=== WRITTEN EXERCISE ===
From the listing that follows, output everything exactly except the pictures.

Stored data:
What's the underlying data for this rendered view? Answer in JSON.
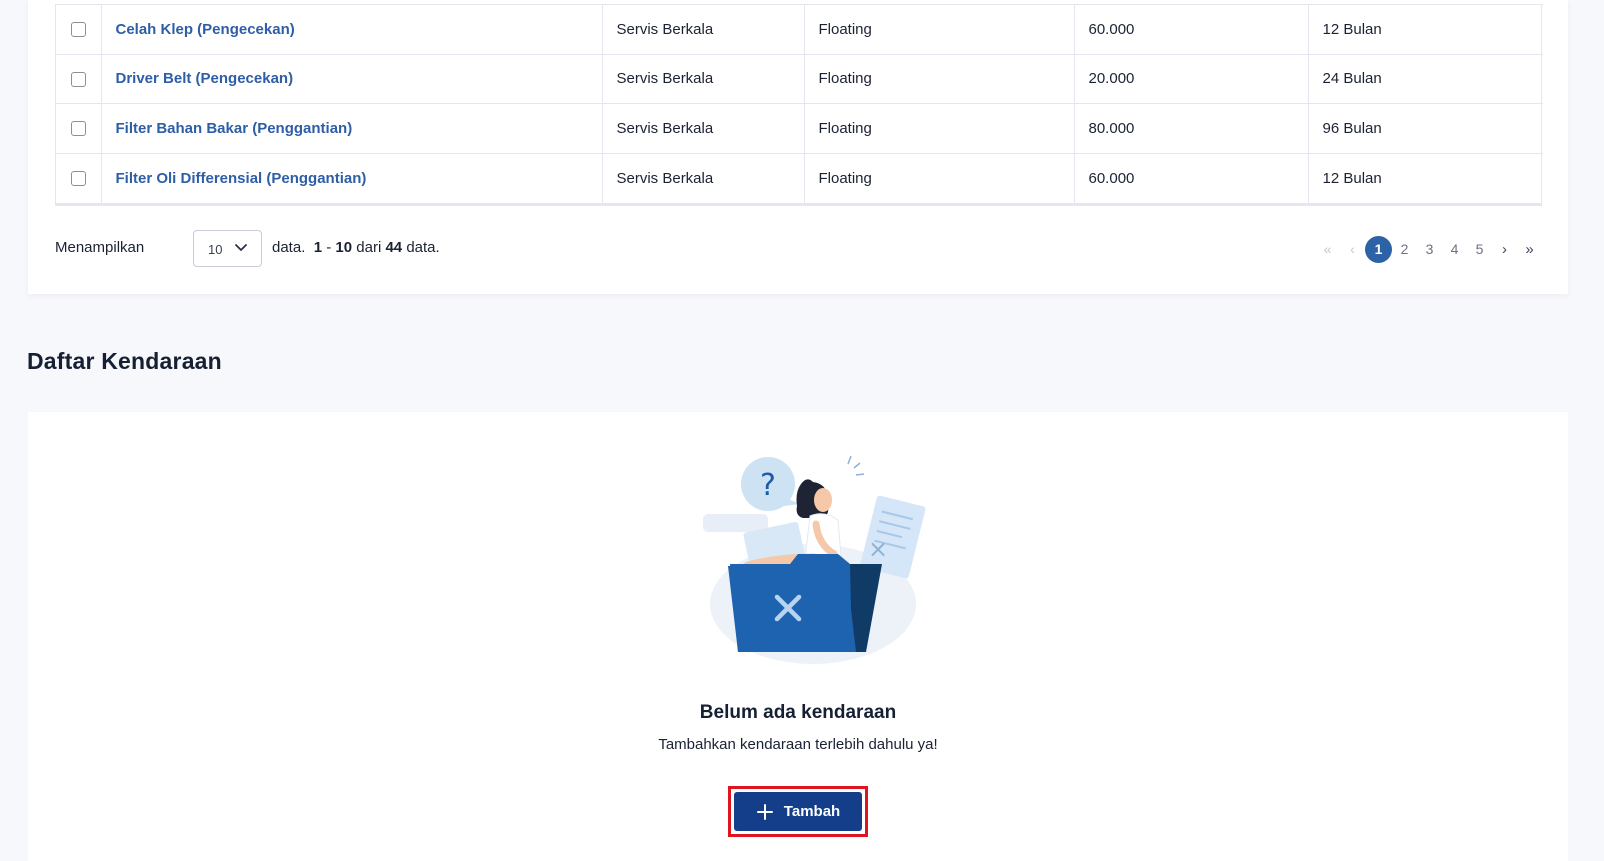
{
  "maintenance_table": {
    "rows": [
      {
        "name": "Celah Klep (Pengecekan)",
        "category": "Servis Berkala",
        "type": "Floating",
        "distance": "60.000",
        "interval": "12 Bulan"
      },
      {
        "name": "Driver Belt (Pengecekan)",
        "category": "Servis Berkala",
        "type": "Floating",
        "distance": "20.000",
        "interval": "24 Bulan"
      },
      {
        "name": "Filter Bahan Bakar (Penggantian)",
        "category": "Servis Berkala",
        "type": "Floating",
        "distance": "80.000",
        "interval": "96 Bulan"
      },
      {
        "name": "Filter Oli Differensial (Penggantian)",
        "category": "Servis Berkala",
        "type": "Floating",
        "distance": "60.000",
        "interval": "12 Bulan"
      }
    ]
  },
  "pager": {
    "show_label": "Menampilkan",
    "page_size": "10",
    "data_word": "data.",
    "range_start": "1",
    "range_sep": "-",
    "range_end": "10",
    "of_word": "dari",
    "total": "44",
    "data_word_end": "data.",
    "first": "«",
    "prev": "‹",
    "pages": [
      "1",
      "2",
      "3",
      "4",
      "5"
    ],
    "current_page": "1",
    "next": "›",
    "last": "»"
  },
  "vehicles_section": {
    "title": "Daftar Kendaraan",
    "empty_title": "Belum ada kendaraan",
    "empty_subtitle": "Tambahkan kendaraan terlebih dahulu ya!",
    "add_button_label": "Tambah",
    "add_icon": "plus-icon"
  },
  "colors": {
    "link": "#2e5ea8",
    "primary": "#153e8a",
    "active_page": "#2d63a6",
    "highlight_outline": "#e0141f"
  }
}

=== FINAL RESULT ===
What's the underlying data for this rendered view? Answer in JSON.
{
  "maintenance_table": {
    "rows": [
      {
        "name": "Celah Klep (Pengecekan)",
        "category": "Servis Berkala",
        "type": "Floating",
        "distance": "60.000",
        "interval": "12 Bulan"
      },
      {
        "name": "Driver Belt (Pengecekan)",
        "category": "Servis Berkala",
        "type": "Floating",
        "distance": "20.000",
        "interval": "24 Bulan"
      },
      {
        "name": "Filter Bahan Bakar (Penggantian)",
        "category": "Servis Berkala",
        "type": "Floating",
        "distance": "80.000",
        "interval": "96 Bulan"
      },
      {
        "name": "Filter Oli Differensial (Penggantian)",
        "category": "Servis Berkala",
        "type": "Floating",
        "distance": "60.000",
        "interval": "12 Bulan"
      }
    ]
  },
  "pager": {
    "show_label": "Menampilkan",
    "page_size": "10",
    "data_word": "data.",
    "range_start": "1",
    "range_sep": "-",
    "range_end": "10",
    "of_word": "dari",
    "total": "44",
    "data_word_end": "data.",
    "first": "«",
    "prev": "‹",
    "pages": [
      "1",
      "2",
      "3",
      "4",
      "5"
    ],
    "current_page": "1",
    "next": "›",
    "last": "»"
  },
  "vehicles_section": {
    "title": "Daftar Kendaraan",
    "empty_title": "Belum ada kendaraan",
    "empty_subtitle": "Tambahkan kendaraan terlebih dahulu ya!",
    "add_button_label": "Tambah",
    "add_icon": "plus-icon"
  },
  "colors": {
    "link": "#2e5ea8",
    "primary": "#153e8a",
    "active_page": "#2d63a6",
    "highlight_outline": "#e0141f"
  }
}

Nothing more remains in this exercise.